Begin DATA ENTRIES

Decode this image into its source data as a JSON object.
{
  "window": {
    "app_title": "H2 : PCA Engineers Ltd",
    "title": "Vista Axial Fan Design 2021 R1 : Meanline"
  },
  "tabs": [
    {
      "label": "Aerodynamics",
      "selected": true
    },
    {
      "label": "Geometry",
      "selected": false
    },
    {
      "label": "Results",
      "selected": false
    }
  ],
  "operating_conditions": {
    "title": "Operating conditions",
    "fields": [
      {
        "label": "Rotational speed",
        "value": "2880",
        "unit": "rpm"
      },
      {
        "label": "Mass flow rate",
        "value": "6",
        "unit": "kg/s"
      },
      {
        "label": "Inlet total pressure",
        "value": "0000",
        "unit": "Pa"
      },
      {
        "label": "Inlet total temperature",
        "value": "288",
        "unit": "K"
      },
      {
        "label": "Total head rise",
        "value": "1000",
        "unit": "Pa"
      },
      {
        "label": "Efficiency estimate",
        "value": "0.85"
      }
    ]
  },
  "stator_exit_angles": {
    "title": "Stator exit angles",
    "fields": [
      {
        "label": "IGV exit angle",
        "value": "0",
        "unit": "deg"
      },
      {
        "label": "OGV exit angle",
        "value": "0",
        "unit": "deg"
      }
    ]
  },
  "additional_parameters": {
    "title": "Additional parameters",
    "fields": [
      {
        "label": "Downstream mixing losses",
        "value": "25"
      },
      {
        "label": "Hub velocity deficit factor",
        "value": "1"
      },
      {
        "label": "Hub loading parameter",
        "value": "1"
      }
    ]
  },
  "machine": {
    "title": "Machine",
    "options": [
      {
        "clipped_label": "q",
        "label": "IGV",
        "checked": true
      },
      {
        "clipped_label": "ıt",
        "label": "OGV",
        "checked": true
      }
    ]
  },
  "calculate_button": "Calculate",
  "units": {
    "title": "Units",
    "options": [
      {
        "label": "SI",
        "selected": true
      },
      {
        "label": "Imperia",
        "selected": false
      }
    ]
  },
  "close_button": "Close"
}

End DATA ENTRIES

▸ DO THIS
Sift through the entries and copy every line with "value".

▸ RESULT FOR THIS TASK
        "value": "2880",
        "value": "6",
        "value": "0000",
        "value": "288",
        "value": "1000",
        "value": "0.85"
        "value": "0",
        "value": "0",
        "value": "25"
        "value": "1"
        "value": "1"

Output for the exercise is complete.